(Dataset entries)
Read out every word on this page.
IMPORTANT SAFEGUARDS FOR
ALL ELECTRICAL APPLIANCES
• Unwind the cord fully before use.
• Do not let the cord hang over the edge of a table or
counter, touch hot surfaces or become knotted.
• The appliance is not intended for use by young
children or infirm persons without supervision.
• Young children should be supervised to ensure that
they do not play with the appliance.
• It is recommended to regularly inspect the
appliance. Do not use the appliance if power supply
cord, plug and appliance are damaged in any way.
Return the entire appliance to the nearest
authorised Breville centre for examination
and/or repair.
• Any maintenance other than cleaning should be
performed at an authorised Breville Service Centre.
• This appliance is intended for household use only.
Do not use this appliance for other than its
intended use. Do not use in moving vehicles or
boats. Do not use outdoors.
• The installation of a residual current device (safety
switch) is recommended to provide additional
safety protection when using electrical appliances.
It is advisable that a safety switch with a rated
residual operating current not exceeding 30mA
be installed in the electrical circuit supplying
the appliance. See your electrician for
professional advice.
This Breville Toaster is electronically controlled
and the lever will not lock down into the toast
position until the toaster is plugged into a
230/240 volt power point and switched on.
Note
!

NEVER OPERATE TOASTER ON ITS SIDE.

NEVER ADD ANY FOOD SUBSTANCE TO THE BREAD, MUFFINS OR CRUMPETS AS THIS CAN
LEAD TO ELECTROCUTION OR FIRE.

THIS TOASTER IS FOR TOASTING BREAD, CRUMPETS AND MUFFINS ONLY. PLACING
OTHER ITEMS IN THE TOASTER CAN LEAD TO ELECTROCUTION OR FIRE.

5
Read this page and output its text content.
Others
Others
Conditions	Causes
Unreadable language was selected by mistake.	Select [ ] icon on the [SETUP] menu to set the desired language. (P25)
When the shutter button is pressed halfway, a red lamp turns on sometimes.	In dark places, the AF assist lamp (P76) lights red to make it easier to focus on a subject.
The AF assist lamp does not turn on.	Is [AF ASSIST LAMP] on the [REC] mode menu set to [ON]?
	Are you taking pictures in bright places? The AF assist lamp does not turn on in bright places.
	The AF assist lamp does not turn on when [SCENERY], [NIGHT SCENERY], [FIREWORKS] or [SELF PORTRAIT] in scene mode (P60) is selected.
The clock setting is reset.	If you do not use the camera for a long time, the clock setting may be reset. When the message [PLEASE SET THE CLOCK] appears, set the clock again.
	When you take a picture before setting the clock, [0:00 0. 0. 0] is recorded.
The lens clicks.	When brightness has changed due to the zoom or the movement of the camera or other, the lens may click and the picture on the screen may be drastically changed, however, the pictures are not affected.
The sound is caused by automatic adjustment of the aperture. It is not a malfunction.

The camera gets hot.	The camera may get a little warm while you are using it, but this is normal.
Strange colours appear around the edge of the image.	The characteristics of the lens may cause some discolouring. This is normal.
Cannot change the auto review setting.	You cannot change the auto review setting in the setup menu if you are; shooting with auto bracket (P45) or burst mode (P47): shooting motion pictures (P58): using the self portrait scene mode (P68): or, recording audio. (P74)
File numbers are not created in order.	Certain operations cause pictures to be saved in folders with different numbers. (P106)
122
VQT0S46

The request –
Reproduce the data shown above exactly.

Expected answer –
Read out every word on this page.
IMPORTANT SAFEGUARDS FOR
ALL ELECTRICAL APPLIANCES
• Unwind the cord fully before use.
• Do not let the cord hang over the edge of a table or
counter, touch hot surfaces or become knotted.
• The appliance is not intended for use by young
children or infirm persons without supervision.
• Young children should be supervised to ensure that
they do not play with the appliance.
• It is recommended to regularly inspect the
appliance. Do not use the appliance if power supply
cord, plug and appliance are damaged in any way.
Return the entire appliance to the nearest
authorised Breville centre for examination
and/or repair.
• Any maintenance other than cleaning should be
performed at an authorised Breville Service Centre.
• This appliance is intended for household use only.
Do not use this appliance for other than its
intended use. Do not use in moving vehicles or
boats. Do not use outdoors.
• The installation of a residual current device (safety
switch) is recommended to provide additional
safety protection when using electrical appliances.
It is advisable that a safety switch with a rated
residual operating current not exceeding 30mA
be installed in the electrical circuit supplying
the appliance. See your electrician for
professional advice.
This Breville Toaster is electronically controlled
and the lever will not lock down into the toast
position until the toaster is plugged into a
230/240 volt power point and switched on.
Note
!

NEVER OPERATE TOASTER ON ITS SIDE.

NEVER ADD ANY FOOD SUBSTANCE TO THE BREAD, MUFFINS OR CRUMPETS AS THIS CAN
LEAD TO ELECTROCUTION OR FIRE.

THIS TOASTER IS FOR TOASTING BREAD, CRUMPETS AND MUFFINS ONLY. PLACING
OTHER ITEMS IN THE TOASTER CAN LEAD TO ELECTROCUTION OR FIRE.

5
Read this page and output its text content.
Others
Others
Conditions	Causes
Unreadable language was selected by mistake.	Select [ ] icon on the [SETUP] menu to set the desired language. (P25)
When the shutter button is pressed halfway, a red lamp turns on sometimes.	In dark places, the AF assist lamp (P76) lights red to make it easier to focus on a subject.
The AF assist lamp does not turn on.	Is [AF ASSIST LAMP] on the [REC] mode menu set to [ON]?
	Are you taking pictures in bright places? The AF assist lamp does not turn on in bright places.
	The AF assist lamp does not turn on when [SCENERY], [NIGHT SCENERY], [FIREWORKS] or [SELF PORTRAIT] in scene mode (P60) is selected.
The clock setting is reset.	If you do not use the camera for a long time, the clock setting may be reset. When the message [PLEASE SET THE CLOCK] appears, set the clock again.
	When you take a picture before setting the clock, [0:00 0. 0. 0] is recorded.
The lens clicks.	When brightness has changed due to the zoom or the movement of the camera or other, the lens may click and the picture on the screen may be drastically changed, however, the pictures are not affected.
The sound is caused by automatic adjustment of the aperture. It is not a malfunction.

The camera gets hot.	The camera may get a little warm while you are using it, but this is normal.
Strange colours appear around the edge of the image.	The characteristics of the lens may cause some discolouring. This is normal.
Cannot change the auto review setting.	You cannot change the auto review setting in the setup menu if you are; shooting with auto bracket (P45) or burst mode (P47): shooting motion pictures (P58): using the self portrait scene mode (P68): or, recording audio. (P74)
File numbers are not created in order.	Certain operations cause pictures to be saved in folders with different numbers. (P106)
122
VQT0S46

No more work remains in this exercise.